■ **Do this**: Reproduce this listing in full.

■ **Material**:
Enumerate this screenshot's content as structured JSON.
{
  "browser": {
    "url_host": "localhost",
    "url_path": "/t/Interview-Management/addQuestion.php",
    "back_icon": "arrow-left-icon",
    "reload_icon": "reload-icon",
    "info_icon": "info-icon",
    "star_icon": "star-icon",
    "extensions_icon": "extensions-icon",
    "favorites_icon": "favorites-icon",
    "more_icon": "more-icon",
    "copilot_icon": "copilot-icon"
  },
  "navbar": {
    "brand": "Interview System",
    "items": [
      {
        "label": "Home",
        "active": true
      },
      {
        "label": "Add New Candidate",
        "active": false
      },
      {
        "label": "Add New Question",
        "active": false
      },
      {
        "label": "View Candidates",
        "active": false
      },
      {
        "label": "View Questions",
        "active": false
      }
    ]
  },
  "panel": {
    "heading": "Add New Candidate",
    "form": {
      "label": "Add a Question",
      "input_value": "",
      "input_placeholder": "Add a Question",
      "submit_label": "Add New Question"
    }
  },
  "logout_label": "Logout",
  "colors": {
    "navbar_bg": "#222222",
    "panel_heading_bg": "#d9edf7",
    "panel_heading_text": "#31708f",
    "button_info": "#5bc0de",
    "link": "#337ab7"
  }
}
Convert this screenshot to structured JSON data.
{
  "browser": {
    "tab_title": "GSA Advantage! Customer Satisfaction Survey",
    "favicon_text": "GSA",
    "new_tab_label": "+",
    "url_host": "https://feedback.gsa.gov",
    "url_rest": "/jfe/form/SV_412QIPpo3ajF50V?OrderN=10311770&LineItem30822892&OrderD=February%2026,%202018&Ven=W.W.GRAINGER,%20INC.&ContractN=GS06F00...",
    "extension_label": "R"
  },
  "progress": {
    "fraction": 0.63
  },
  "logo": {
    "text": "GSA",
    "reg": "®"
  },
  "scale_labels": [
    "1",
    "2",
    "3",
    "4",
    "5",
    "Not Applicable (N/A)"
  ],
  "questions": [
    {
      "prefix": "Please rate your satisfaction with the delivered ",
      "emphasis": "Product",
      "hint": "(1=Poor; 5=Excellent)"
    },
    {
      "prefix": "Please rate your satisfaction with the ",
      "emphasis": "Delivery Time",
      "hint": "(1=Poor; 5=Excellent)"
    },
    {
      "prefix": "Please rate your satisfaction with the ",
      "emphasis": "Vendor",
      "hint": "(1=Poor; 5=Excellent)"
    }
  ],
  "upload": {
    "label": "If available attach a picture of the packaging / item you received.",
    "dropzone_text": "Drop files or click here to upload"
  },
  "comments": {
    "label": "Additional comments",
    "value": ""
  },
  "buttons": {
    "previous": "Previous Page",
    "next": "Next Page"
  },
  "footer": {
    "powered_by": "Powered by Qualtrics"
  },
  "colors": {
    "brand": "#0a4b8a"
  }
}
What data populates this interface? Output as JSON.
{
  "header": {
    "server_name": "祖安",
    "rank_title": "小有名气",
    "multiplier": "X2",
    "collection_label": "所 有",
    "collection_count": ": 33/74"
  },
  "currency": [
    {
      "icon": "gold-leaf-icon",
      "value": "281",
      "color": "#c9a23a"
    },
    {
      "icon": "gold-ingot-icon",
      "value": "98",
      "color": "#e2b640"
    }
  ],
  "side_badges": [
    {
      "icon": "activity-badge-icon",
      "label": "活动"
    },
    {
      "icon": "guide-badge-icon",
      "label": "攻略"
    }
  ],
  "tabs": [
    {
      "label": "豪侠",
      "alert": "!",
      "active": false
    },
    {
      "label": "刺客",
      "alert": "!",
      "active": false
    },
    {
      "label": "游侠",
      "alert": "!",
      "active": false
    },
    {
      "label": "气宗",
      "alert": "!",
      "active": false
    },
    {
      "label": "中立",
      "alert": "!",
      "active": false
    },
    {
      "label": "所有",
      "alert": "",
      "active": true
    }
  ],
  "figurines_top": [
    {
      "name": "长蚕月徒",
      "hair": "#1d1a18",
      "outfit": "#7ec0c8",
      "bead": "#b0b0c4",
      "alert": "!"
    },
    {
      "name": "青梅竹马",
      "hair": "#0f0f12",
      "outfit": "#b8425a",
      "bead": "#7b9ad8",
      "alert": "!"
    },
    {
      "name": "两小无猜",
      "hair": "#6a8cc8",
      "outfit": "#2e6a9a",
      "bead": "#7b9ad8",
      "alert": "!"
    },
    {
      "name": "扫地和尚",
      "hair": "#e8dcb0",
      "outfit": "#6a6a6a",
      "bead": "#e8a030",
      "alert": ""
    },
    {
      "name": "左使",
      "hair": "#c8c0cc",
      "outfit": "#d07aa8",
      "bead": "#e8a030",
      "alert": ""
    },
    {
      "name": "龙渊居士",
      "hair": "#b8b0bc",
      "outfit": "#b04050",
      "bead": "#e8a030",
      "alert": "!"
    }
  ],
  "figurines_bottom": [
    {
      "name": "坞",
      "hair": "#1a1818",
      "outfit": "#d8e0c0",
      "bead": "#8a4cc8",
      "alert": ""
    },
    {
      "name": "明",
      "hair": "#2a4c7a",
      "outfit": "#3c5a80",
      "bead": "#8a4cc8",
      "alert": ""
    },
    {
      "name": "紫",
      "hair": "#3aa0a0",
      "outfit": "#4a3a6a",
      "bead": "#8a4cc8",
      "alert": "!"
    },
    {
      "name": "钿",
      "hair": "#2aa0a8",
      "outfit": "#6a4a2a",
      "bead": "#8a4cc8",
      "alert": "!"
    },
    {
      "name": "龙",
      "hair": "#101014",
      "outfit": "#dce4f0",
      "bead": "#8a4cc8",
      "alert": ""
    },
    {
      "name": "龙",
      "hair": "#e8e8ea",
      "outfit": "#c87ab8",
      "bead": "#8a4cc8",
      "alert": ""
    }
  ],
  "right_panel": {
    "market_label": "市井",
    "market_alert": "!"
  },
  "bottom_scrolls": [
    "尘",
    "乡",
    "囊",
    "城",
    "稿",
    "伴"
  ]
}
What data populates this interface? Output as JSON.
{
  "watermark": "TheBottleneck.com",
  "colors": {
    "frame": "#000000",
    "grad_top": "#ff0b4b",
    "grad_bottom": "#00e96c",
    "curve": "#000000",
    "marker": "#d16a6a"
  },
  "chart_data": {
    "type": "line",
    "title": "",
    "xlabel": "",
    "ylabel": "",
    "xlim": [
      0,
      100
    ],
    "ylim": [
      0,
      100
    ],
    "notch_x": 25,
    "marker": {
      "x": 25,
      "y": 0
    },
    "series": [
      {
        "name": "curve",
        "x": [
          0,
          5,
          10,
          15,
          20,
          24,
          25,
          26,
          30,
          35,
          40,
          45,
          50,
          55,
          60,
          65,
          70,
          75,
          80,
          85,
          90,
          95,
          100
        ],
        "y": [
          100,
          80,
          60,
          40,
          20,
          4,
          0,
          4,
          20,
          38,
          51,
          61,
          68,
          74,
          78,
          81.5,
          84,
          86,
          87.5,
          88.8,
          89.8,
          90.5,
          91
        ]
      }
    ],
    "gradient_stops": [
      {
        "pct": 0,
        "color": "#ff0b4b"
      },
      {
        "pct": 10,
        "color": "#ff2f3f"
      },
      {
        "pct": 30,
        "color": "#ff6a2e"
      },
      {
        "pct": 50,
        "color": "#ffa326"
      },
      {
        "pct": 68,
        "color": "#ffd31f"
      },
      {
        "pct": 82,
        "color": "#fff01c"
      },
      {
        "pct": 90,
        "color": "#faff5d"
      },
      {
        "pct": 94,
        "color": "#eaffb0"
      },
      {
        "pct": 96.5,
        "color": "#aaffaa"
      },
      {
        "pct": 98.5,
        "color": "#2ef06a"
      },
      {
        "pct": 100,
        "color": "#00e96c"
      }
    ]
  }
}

■ **Final result**:
Enumerate this screenshot's content as structured JSON.
{
  "browser": {
    "url_host": "localhost",
    "url_path": "/t/Interview-Management/addQuestion.php",
    "back_icon": "arrow-left-icon",
    "reload_icon": "reload-icon",
    "info_icon": "info-icon",
    "star_icon": "star-icon",
    "extensions_icon": "extensions-icon",
    "favorites_icon": "favorites-icon",
    "more_icon": "more-icon",
    "copilot_icon": "copilot-icon"
  },
  "navbar": {
    "brand": "Interview System",
    "items": [
      {
        "label": "Home",
        "active": true
      },
      {
        "label": "Add New Candidate",
        "active": false
      },
      {
        "label": "Add New Question",
        "active": false
      },
      {
        "label": "View Candidates",
        "active": false
      },
      {
        "label": "View Questions",
        "active": false
      }
    ]
  },
  "panel": {
    "heading": "Add New Candidate",
    "form": {
      "label": "Add a Question",
      "input_value": "",
      "input_placeholder": "Add a Question",
      "submit_label": "Add New Question"
    }
  },
  "logout_label": "Logout",
  "colors": {
    "navbar_bg": "#222222",
    "panel_heading_bg": "#d9edf7",
    "panel_heading_text": "#31708f",
    "button_info": "#5bc0de",
    "link": "#337ab7"
  }
}
Convert this screenshot to structured JSON data.
{
  "browser": {
    "tab_title": "GSA Advantage! Customer Satisfaction Survey",
    "favicon_text": "GSA",
    "new_tab_label": "+",
    "url_host": "https://feedback.gsa.gov",
    "url_rest": "/jfe/form/SV_412QIPpo3ajF50V?OrderN=10311770&LineItem30822892&OrderD=February%2026,%202018&Ven=W.W.GRAINGER,%20INC.&ContractN=GS06F00...",
    "extension_label": "R"
  },
  "progress": {
    "fraction": 0.63
  },
  "logo": {
    "text": "GSA",
    "reg": "®"
  },
  "scale_labels": [
    "1",
    "2",
    "3",
    "4",
    "5",
    "Not Applicable (N/A)"
  ],
  "questions": [
    {
      "prefix": "Please rate your satisfaction with the delivered ",
      "emphasis": "Product",
      "hint": "(1=Poor; 5=Excellent)"
    },
    {
      "prefix": "Please rate your satisfaction with the ",
      "emphasis": "Delivery Time",
      "hint": "(1=Poor; 5=Excellent)"
    },
    {
      "prefix": "Please rate your satisfaction with the ",
      "emphasis": "Vendor",
      "hint": "(1=Poor; 5=Excellent)"
    }
  ],
  "upload": {
    "label": "If available attach a picture of the packaging / item you received.",
    "dropzone_text": "Drop files or click here to upload"
  },
  "comments": {
    "label": "Additional comments",
    "value": ""
  },
  "buttons": {
    "previous": "Previous Page",
    "next": "Next Page"
  },
  "footer": {
    "powered_by": "Powered by Qualtrics"
  },
  "colors": {
    "brand": "#0a4b8a"
  }
}
What data populates this interface? Output as JSON.
{
  "header": {
    "server_name": "祖安",
    "rank_title": "小有名气",
    "multiplier": "X2",
    "collection_label": "所 有",
    "collection_count": ": 33/74"
  },
  "currency": [
    {
      "icon": "gold-leaf-icon",
      "value": "281",
      "color": "#c9a23a"
    },
    {
      "icon": "gold-ingot-icon",
      "value": "98",
      "color": "#e2b640"
    }
  ],
  "side_badges": [
    {
      "icon": "activity-badge-icon",
      "label": "活动"
    },
    {
      "icon": "guide-badge-icon",
      "label": "攻略"
    }
  ],
  "tabs": [
    {
      "label": "豪侠",
      "alert": "!",
      "active": false
    },
    {
      "label": "刺客",
      "alert": "!",
      "active": false
    },
    {
      "label": "游侠",
      "alert": "!",
      "active": false
    },
    {
      "label": "气宗",
      "alert": "!",
      "active": false
    },
    {
      "label": "中立",
      "alert": "!",
      "active": false
    },
    {
      "label": "所有",
      "alert": "",
      "active": true
    }
  ],
  "figurines_top": [
    {
      "name": "长蚕月徒",
      "hair": "#1d1a18",
      "outfit": "#7ec0c8",
      "bead": "#b0b0c4",
      "alert": "!"
    },
    {
      "name": "青梅竹马",
      "hair": "#0f0f12",
      "outfit": "#b8425a",
      "bead": "#7b9ad8",
      "alert": "!"
    },
    {
      "name": "两小无猜",
      "hair": "#6a8cc8",
      "outfit": "#2e6a9a",
      "bead": "#7b9ad8",
      "alert": "!"
    },
    {
      "name": "扫地和尚",
      "hair": "#e8dcb0",
      "outfit": "#6a6a6a",
      "bead": "#e8a030",
      "alert": ""
    },
    {
      "name": "左使",
      "hair": "#c8c0cc",
      "outfit": "#d07aa8",
      "bead": "#e8a030",
      "alert": ""
    },
    {
      "name": "龙渊居士",
      "hair": "#b8b0bc",
      "outfit": "#b04050",
      "bead": "#e8a030",
      "alert": "!"
    }
  ],
  "figurines_bottom": [
    {
      "name": "坞",
      "hair": "#1a1818",
      "outfit": "#d8e0c0",
      "bead": "#8a4cc8",
      "alert": ""
    },
    {
      "name": "明",
      "hair": "#2a4c7a",
      "outfit": "#3c5a80",
      "bead": "#8a4cc8",
      "alert": ""
    },
    {
      "name": "紫",
      "hair": "#3aa0a0",
      "outfit": "#4a3a6a",
      "bead": "#8a4cc8",
      "alert": "!"
    },
    {
      "name": "钿",
      "hair": "#2aa0a8",
      "outfit": "#6a4a2a",
      "bead": "#8a4cc8",
      "alert": "!"
    },
    {
      "name": "龙",
      "hair": "#101014",
      "outfit": "#dce4f0",
      "bead": "#8a4cc8",
      "alert": ""
    },
    {
      "name": "龙",
      "hair": "#e8e8ea",
      "outfit": "#c87ab8",
      "bead": "#8a4cc8",
      "alert": ""
    }
  ],
  "right_panel": {
    "market_label": "市井",
    "market_alert": "!"
  },
  "bottom_scrolls": [
    "尘",
    "乡",
    "囊",
    "城",
    "稿",
    "伴"
  ]
}
What data populates this interface? Output as JSON.
{
  "watermark": "TheBottleneck.com",
  "colors": {
    "frame": "#000000",
    "grad_top": "#ff0b4b",
    "grad_bottom": "#00e96c",
    "curve": "#000000",
    "marker": "#d16a6a"
  },
  "chart_data": {
    "type": "line",
    "title": "",
    "xlabel": "",
    "ylabel": "",
    "xlim": [
      0,
      100
    ],
    "ylim": [
      0,
      100
    ],
    "notch_x": 25,
    "marker": {
      "x": 25,
      "y": 0
    },
    "series": [
      {
        "name": "curve",
        "x": [
          0,
          5,
          10,
          15,
          20,
          24,
          25,
          26,
          30,
          35,
          40,
          45,
          50,
          55,
          60,
          65,
          70,
          75,
          80,
          85,
          90,
          95,
          100
        ],
        "y": [
          100,
          80,
          60,
          40,
          20,
          4,
          0,
          4,
          20,
          38,
          51,
          61,
          68,
          74,
          78,
          81.5,
          84,
          86,
          87.5,
          88.8,
          89.8,
          90.5,
          91
        ]
      }
    ],
    "gradient_stops": [
      {
        "pct": 0,
        "color": "#ff0b4b"
      },
      {
        "pct": 10,
        "color": "#ff2f3f"
      },
      {
        "pct": 30,
        "color": "#ff6a2e"
      },
      {
        "pct": 50,
        "color": "#ffa326"
      },
      {
        "pct": 68,
        "color": "#ffd31f"
      },
      {
        "pct": 82,
        "color": "#fff01c"
      },
      {
        "pct": 90,
        "color": "#faff5d"
      },
      {
        "pct": 94,
        "color": "#eaffb0"
      },
      {
        "pct": 96.5,
        "color": "#aaffaa"
      },
      {
        "pct": 98.5,
        "color": "#2ef06a"
      },
      {
        "pct": 100,
        "color": "#00e96c"
      }
    ]
  }
}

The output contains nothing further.